SECÇÃO DO TEXTO ->
····················
«Todos aqueles que acolherem a palavra de Jesus são filhos de Deus e irmãos entre si»
O Evangelho deste domingo (cf. Mc 3,20-35) mostra-nos dois tipos de incompreensão que Jesus teve que enfrentar: a dos escribas e a dos seus próprios familiares.
A primeira incompreensão. Os escribas eram homens instruídos nas Sagradas Escrituras e encarregados de as explicar ao povo. Alguns deles são enviados de Jerusalém à Galileia, onde a fama de Jesus começava a difundir-se, a fim de o desacreditar aos olhos do povo; para desempenhar a função de caluniadores, desacreditando o outro e privando-o da sua autoridade, que coisa feia! E eles foram enviados para fazer isso! Estes escribas chegam com uma acusação clara e terrível — eles não poupam meios, vão ao mais importante e dizem o seguinte: «Ele tem Belzebu, é pelo príncipe dos demónios que expulsa os demónios» (v. 22). Ou seja, é o chefe dos demónios que O impele; o que equivale a dizer, mais ou menos: “ele é um endemoninhado”. Com efeito, Jesus curava muitos doentes, e eles pretendem fazer crer que não o fazia com o Espírito de Deus — como fazia Jesus — mas com o do Maligno, com a força do diabo. Jesus reage com palavras fortes e claras, não tolera isto, pois aqueles escribas, talvez sem se darem conta, estão a cair no pecado mais grave: negar e blasfemar o Amor de Deus que está presente e age em Jesus. E a blasfema, o pecado contra o Espírito Santo, é o único pecado imperdoável — assim diz Jesus — porque parte de um fechamento do coração à misericórdia de Deus que age em Jesus.
Porém, este episódio contém uma admoestação que serve a todos nós. Com efeito, pode acontecer que uma grande inveja pela bondade e pelas boas obras de uma pessoa faça com que seja falsamente acusada. Há nisto um grande veneno mortal: a maldade com que, de maneira intencional, se pretende destruir a boa reputação do outro. Deus nos livre desta terrível tentação! E se, examinando a nossa consciência, nos apercebemos que esta erva daninha está a germinar dentro de nós, devemos imediatamente confessá-lo no sacramento da Penitência, antes que se desenvolva e produza os seus efeitos malvados, que são incuráveis. Estai atentos, pois esta atitude destrói as famílias, as amizades, as comunidades e até a sociedade.
····················
INFORMAÇÃO APRESENTADA ->
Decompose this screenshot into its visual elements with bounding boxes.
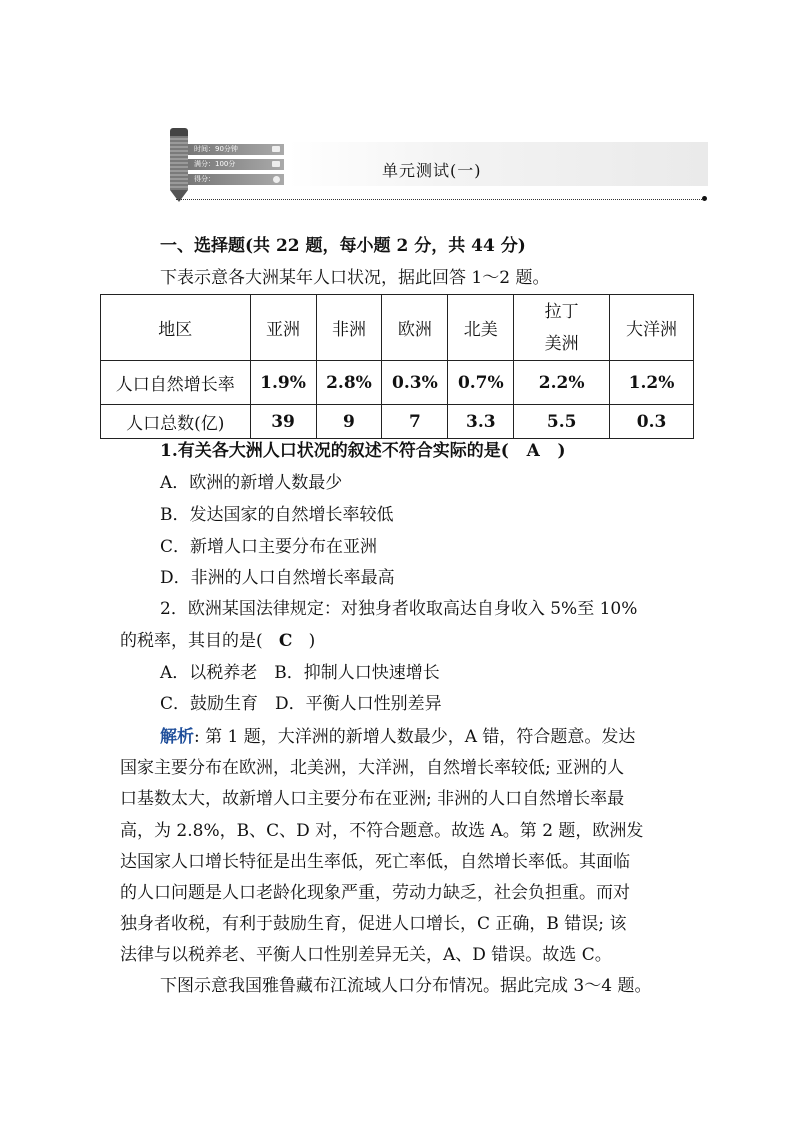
header-cell: 亚洲 bbox=[250, 295, 316, 361]
header-cell bbox=[514, 295, 610, 361]
table-cell: 7 bbox=[382, 405, 448, 439]
time-limit bbox=[188, 144, 284, 155]
analysis-line: 口基数太大，故新增人口主要分布在亚洲; 非洲的人口自然增长率最 bbox=[120, 789, 625, 809]
header-cell-line: 美洲 bbox=[544, 333, 579, 354]
table-cell: 1.9% bbox=[250, 361, 316, 405]
section-title: 一、选择题(共 22 题，每小题 2 分，共 44 分) bbox=[160, 236, 526, 256]
question-1-stem bbox=[160, 440, 566, 462]
analysis-text: : 第 1 题，大洋洲的新增人数最少，A 错，符合题意。发达 bbox=[194, 727, 636, 747]
score-obtained bbox=[188, 174, 284, 185]
table-cell: 2.2% bbox=[514, 361, 610, 405]
question-1-option-a: A．欧洲的新增人数最少 bbox=[160, 473, 343, 493]
header-cell: 非洲 bbox=[316, 295, 382, 361]
analysis-label: 解析 bbox=[160, 727, 194, 747]
question-2-text: 的税率，其目的是( bbox=[120, 631, 263, 651]
population-table bbox=[100, 294, 694, 439]
question-1-option-d: D．非洲的人口自然增长率最高 bbox=[160, 568, 395, 588]
map-intro: 下图示意我国雅鲁藏布江流域人口分布情况。据此完成 3～4 题。 bbox=[160, 976, 652, 996]
analysis-line: 独身者收税，有利于鼓励生育，促进人口增长，C 正确，B 错误; 该 bbox=[120, 914, 627, 934]
question-2-stem-line1: 2．欧洲某国法律规定：对独身者收取高达自身收入 5%至 10% bbox=[160, 599, 638, 619]
divider-dot bbox=[702, 196, 707, 201]
analysis-line: 高，为 2.8%，B、C、D 对，不符合题意。故选 A。第 2 题，欧洲发 bbox=[120, 821, 644, 841]
header-cell: 地区 bbox=[101, 295, 251, 361]
question-1-answer: A bbox=[526, 441, 540, 461]
question-2-close: ) bbox=[308, 631, 316, 651]
table-cell: 39 bbox=[250, 405, 316, 439]
analysis-line: 达国家人口增长特征是出生率低，死亡率低，自然增长率低。其面临 bbox=[120, 852, 630, 872]
analysis-line: 法律与以税养老、平衡人口性别差异无关，A、D 错误。故选 C。 bbox=[120, 945, 612, 965]
question-1-option-b: B．发达国家的自然增长率较低 bbox=[160, 505, 394, 525]
question-2-options-ab: A．以税养老 B．抑制人口快速增长 bbox=[160, 663, 440, 683]
question-1-text: 1.有关各大洲人口状况的叙述不符合实际的是( bbox=[160, 441, 509, 461]
table-cell: 2.8% bbox=[316, 361, 382, 405]
title-band bbox=[288, 142, 708, 186]
question-2-options-cd: C．鼓励生育 D．平衡人口性别差异 bbox=[160, 694, 442, 714]
table-cell: 9 bbox=[316, 405, 382, 439]
table-header-row bbox=[101, 295, 694, 361]
unit-title: 单元测试(一) bbox=[382, 161, 482, 180]
analysis-line: 的人口问题是人口老龄化现象严重，劳动力缺乏，社会负担重。而对 bbox=[120, 883, 630, 903]
clock-icon bbox=[272, 146, 280, 152]
flag-icon bbox=[272, 161, 280, 167]
table-row bbox=[101, 361, 694, 405]
score-label: 满分：100分 bbox=[194, 160, 236, 168]
question-1-close: ) bbox=[557, 441, 566, 461]
question-2-stem-line2 bbox=[120, 630, 315, 652]
header-cell: 欧洲 bbox=[382, 295, 448, 361]
analysis-line: 国家主要分布在欧洲，北美洲，大洋洲，自然增长率较低; 亚洲的人 bbox=[120, 758, 625, 778]
full-score bbox=[188, 159, 284, 170]
row-label: 人口总数(亿) bbox=[101, 405, 251, 439]
page-header bbox=[168, 128, 713, 204]
question-2-answer: C bbox=[278, 631, 293, 651]
got-label: 得分： bbox=[194, 175, 215, 183]
table-cell: 0.7% bbox=[448, 361, 514, 405]
header-cell: 北美 bbox=[448, 295, 514, 361]
circle-icon bbox=[273, 176, 280, 183]
table-cell: 5.5 bbox=[514, 405, 610, 439]
pencil-icon bbox=[170, 128, 188, 202]
row-label: 人口自然增长率 bbox=[101, 361, 251, 405]
table-cell: 1.2% bbox=[610, 361, 694, 405]
analysis-line bbox=[160, 726, 635, 748]
table-row bbox=[101, 405, 694, 439]
header-divider bbox=[176, 199, 704, 200]
header-cell-line: 拉丁 bbox=[544, 301, 579, 322]
time-label: 时间：90分钟 bbox=[194, 145, 238, 153]
table-intro: 下表示意各大洲某年人口状况，据此回答 1～2 题。 bbox=[160, 268, 550, 288]
question-1-option-c: C．新增人口主要分布在亚洲 bbox=[160, 537, 378, 557]
table-cell: 3.3 bbox=[448, 405, 514, 439]
header-cell: 大洋洲 bbox=[610, 295, 694, 361]
table-cell: 0.3 bbox=[610, 405, 694, 439]
table-cell: 0.3% bbox=[382, 361, 448, 405]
····················
OBJETIVO DA TAREFA ->
Reescreva de forma mais concisa o parágrafo do texto que começa por «Porém, este episódio contém», conservando os seus factos principais. Os itens constituem material à parte, independente do texto.

RESOLUÇÃO DO PROBLEMA ->
Este episódio traz uma advertência para todos. A inveja perante a bondade e as boas obras de alguém pode levar a acusá-lo falsamente. Essa maldade intencional, que procura destruir a boa reputação do outro, é um veneno mortal. Quem, ao examinar a consciência, descobrir esta erva daninha a germinar em si deve confessá-la de imediato no sacramento da Penitência, antes que produza efeitos incuráveis. Esta atitude destrói famílias, amizades, comunidades e até a sociedade.